───── Provided records ─────

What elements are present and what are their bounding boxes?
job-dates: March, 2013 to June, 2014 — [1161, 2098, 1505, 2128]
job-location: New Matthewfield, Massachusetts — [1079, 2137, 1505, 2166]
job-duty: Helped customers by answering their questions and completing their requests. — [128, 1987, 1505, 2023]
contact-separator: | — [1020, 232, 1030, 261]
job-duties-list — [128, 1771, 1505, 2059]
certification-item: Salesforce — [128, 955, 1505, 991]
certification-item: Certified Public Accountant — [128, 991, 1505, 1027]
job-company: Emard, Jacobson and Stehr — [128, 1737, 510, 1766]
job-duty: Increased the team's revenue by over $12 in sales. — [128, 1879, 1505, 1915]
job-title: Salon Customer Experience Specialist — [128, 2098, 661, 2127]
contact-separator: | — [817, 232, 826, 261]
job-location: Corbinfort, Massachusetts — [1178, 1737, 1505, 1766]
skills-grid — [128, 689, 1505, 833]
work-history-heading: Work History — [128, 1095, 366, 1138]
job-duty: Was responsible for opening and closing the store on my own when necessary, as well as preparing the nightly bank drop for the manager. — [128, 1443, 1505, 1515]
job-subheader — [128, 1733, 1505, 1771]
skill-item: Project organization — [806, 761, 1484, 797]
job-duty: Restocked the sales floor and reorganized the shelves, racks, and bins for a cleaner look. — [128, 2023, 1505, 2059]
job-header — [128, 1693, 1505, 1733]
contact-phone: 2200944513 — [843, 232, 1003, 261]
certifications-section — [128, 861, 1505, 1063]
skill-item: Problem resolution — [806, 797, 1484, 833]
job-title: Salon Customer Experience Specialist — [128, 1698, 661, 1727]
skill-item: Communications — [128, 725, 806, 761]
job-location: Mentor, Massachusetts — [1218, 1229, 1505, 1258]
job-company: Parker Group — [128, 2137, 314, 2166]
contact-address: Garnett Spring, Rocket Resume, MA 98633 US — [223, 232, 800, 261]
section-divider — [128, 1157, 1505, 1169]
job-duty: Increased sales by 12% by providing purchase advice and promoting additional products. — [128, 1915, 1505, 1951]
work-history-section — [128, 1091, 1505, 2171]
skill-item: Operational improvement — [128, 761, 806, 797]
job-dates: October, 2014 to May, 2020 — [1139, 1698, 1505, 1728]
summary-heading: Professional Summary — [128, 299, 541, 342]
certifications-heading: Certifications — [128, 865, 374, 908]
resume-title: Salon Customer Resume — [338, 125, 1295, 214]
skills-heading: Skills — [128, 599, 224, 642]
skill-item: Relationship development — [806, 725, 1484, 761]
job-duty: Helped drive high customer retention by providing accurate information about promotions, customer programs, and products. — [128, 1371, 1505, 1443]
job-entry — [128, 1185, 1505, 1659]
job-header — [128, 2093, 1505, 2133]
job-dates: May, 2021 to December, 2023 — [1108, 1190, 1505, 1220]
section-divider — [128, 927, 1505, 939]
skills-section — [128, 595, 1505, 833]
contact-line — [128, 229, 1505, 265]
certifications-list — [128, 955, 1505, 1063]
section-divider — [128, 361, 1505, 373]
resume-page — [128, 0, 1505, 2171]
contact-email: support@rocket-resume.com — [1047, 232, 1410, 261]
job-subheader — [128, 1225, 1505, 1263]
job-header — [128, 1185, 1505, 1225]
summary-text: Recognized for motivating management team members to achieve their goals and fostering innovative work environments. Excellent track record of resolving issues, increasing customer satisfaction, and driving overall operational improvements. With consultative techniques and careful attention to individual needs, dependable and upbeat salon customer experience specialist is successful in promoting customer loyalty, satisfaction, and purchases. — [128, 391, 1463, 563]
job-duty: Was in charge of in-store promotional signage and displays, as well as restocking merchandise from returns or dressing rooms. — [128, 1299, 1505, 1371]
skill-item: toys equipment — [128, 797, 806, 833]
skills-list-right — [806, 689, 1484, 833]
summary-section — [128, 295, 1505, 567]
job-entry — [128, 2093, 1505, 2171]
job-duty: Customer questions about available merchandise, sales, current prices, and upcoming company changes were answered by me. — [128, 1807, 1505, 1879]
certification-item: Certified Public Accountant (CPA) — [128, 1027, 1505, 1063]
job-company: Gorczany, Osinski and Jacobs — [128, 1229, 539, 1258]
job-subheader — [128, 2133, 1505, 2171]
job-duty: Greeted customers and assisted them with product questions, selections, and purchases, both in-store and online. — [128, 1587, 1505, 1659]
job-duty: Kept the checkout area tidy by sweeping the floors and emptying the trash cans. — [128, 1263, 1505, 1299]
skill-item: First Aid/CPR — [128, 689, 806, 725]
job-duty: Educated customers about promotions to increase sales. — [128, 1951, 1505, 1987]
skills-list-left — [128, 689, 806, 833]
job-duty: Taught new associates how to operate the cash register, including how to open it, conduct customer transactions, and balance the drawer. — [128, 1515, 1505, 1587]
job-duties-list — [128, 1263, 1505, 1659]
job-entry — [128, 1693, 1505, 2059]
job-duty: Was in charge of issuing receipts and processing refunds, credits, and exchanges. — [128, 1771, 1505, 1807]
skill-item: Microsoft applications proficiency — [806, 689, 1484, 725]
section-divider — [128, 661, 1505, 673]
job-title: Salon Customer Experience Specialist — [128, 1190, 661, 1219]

─────

Problem to work on:
Show every line above that contains the word "about", copying each one in full.

Correct result:
job-duty: Helped drive high customer retention by providing accurate information about promotions, customer programs, and products. — [128, 1371, 1505, 1443]
job-duty: Customer questions about available merchandise, sales, current prices, and upcoming company changes were answered by me. — [128, 1807, 1505, 1879]
job-duty: Educated customers about promotions to increase sales. — [128, 1951, 1505, 1987]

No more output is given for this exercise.